*Task statement*.
Give every entry again, word for word.

*Record list*.
● ● ● ● ● ● ●
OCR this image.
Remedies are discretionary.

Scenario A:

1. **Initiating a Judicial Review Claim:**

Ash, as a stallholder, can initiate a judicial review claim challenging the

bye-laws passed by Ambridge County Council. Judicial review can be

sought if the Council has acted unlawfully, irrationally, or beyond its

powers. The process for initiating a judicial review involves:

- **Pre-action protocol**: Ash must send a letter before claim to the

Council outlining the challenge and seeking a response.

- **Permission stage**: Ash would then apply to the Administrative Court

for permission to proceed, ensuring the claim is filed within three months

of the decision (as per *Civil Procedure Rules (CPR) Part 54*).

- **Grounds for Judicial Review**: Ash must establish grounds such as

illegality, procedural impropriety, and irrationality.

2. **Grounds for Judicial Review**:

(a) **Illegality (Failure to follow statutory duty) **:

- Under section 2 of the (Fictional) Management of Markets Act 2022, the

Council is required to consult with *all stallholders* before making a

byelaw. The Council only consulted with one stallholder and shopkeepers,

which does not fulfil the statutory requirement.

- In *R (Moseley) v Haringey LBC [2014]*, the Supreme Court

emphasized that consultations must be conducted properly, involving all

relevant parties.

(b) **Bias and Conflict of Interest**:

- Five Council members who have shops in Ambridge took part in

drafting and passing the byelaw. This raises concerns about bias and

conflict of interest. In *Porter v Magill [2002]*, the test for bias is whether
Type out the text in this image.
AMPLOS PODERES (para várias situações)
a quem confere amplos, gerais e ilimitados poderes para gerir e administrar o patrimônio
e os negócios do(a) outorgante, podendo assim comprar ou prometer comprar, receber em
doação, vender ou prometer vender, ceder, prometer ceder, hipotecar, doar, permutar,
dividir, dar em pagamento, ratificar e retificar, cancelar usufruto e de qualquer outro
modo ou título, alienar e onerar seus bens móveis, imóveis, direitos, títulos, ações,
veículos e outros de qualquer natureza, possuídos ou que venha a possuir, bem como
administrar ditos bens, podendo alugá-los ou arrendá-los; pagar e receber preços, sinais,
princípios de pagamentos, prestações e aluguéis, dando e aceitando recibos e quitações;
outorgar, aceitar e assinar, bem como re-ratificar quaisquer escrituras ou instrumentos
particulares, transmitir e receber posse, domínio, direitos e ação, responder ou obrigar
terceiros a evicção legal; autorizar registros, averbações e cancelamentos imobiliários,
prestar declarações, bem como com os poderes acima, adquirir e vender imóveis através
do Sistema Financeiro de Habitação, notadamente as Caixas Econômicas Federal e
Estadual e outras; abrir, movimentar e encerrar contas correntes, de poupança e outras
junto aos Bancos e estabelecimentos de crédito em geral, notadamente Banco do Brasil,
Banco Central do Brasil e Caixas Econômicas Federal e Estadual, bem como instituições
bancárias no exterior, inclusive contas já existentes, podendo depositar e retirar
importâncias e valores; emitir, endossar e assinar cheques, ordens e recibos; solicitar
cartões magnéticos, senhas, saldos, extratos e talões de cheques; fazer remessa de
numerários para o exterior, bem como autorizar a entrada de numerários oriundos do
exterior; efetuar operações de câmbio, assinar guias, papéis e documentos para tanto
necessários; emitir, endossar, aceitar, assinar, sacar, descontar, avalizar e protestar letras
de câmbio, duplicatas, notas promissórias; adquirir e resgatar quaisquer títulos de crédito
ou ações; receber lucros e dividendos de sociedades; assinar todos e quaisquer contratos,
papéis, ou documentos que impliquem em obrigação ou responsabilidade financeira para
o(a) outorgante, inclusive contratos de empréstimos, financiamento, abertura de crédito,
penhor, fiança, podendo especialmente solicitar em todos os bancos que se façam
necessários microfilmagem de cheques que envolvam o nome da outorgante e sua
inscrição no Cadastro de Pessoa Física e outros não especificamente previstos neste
● ● ● ● ● ● ●
*Task result*.
OCR this image.
Remedies are discretionary.

Scenario A:

1. **Initiating a Judicial Review Claim:**

Ash, as a stallholder, can initiate a judicial review claim challenging the

bye-laws passed by Ambridge County Council. Judicial review can be

sought if the Council has acted unlawfully, irrationally, or beyond its

powers. The process for initiating a judicial review involves:

- **Pre-action protocol**: Ash must send a letter before claim to the

Council outlining the challenge and seeking a response.

- **Permission stage**: Ash would then apply to the Administrative Court

for permission to proceed, ensuring the claim is filed within three months

of the decision (as per *Civil Procedure Rules (CPR) Part 54*).

- **Grounds for Judicial Review**: Ash must establish grounds such as

illegality, procedural impropriety, and irrationality.

2. **Grounds for Judicial Review**:

(a) **Illegality (Failure to follow statutory duty) **:

- Under section 2 of the (Fictional) Management of Markets Act 2022, the

Council is required to consult with *all stallholders* before making a

byelaw. The Council only consulted with one stallholder and shopkeepers,

which does not fulfil the statutory requirement.

- In *R (Moseley) v Haringey LBC [2014]*, the Supreme Court

emphasized that consultations must be conducted properly, involving all

relevant parties.

(b) **Bias and Conflict of Interest**:

- Five Council members who have shops in Ambridge took part in

drafting and passing the byelaw. This raises concerns about bias and

conflict of interest. In *Porter v Magill [2002]*, the test for bias is whether
Type out the text in this image.
AMPLOS PODERES (para várias situações)
a quem confere amplos, gerais e ilimitados poderes para gerir e administrar o patrimônio
e os negócios do(a) outorgante, podendo assim comprar ou prometer comprar, receber em
doação, vender ou prometer vender, ceder, prometer ceder, hipotecar, doar, permutar,
dividir, dar em pagamento, ratificar e retificar, cancelar usufruto e de qualquer outro
modo ou título, alienar e onerar seus bens móveis, imóveis, direitos, títulos, ações,
veículos e outros de qualquer natureza, possuídos ou que venha a possuir, bem como
administrar ditos bens, podendo alugá-los ou arrendá-los; pagar e receber preços, sinais,
princípios de pagamentos, prestações e aluguéis, dando e aceitando recibos e quitações;
outorgar, aceitar e assinar, bem como re-ratificar quaisquer escrituras ou instrumentos
particulares, transmitir e receber posse, domínio, direitos e ação, responder ou obrigar
terceiros a evicção legal; autorizar registros, averbações e cancelamentos imobiliários,
prestar declarações, bem como com os poderes acima, adquirir e vender imóveis através
do Sistema Financeiro de Habitação, notadamente as Caixas Econômicas Federal e
Estadual e outras; abrir, movimentar e encerrar contas correntes, de poupança e outras
junto aos Bancos e estabelecimentos de crédito em geral, notadamente Banco do Brasil,
Banco Central do Brasil e Caixas Econômicas Federal e Estadual, bem como instituições
bancárias no exterior, inclusive contas já existentes, podendo depositar e retirar
importâncias e valores; emitir, endossar e assinar cheques, ordens e recibos; solicitar
cartões magnéticos, senhas, saldos, extratos e talões de cheques; fazer remessa de
numerários para o exterior, bem como autorizar a entrada de numerários oriundos do
exterior; efetuar operações de câmbio, assinar guias, papéis e documentos para tanto
necessários; emitir, endossar, aceitar, assinar, sacar, descontar, avalizar e protestar letras
de câmbio, duplicatas, notas promissórias; adquirir e resgatar quaisquer títulos de crédito
ou ações; receber lucros e dividendos de sociedades; assinar todos e quaisquer contratos,
papéis, ou documentos que impliquem em obrigação ou responsabilidade financeira para
o(a) outorgante, inclusive contratos de empréstimos, financiamento, abertura de crédito,
penhor, fiança, podendo especialmente solicitar em todos os bancos que se façam
necessários microfilmagem de cheques que envolvam o nome da outorgante e sua
inscrição no Cadastro de Pessoa Física e outros não especificamente previstos neste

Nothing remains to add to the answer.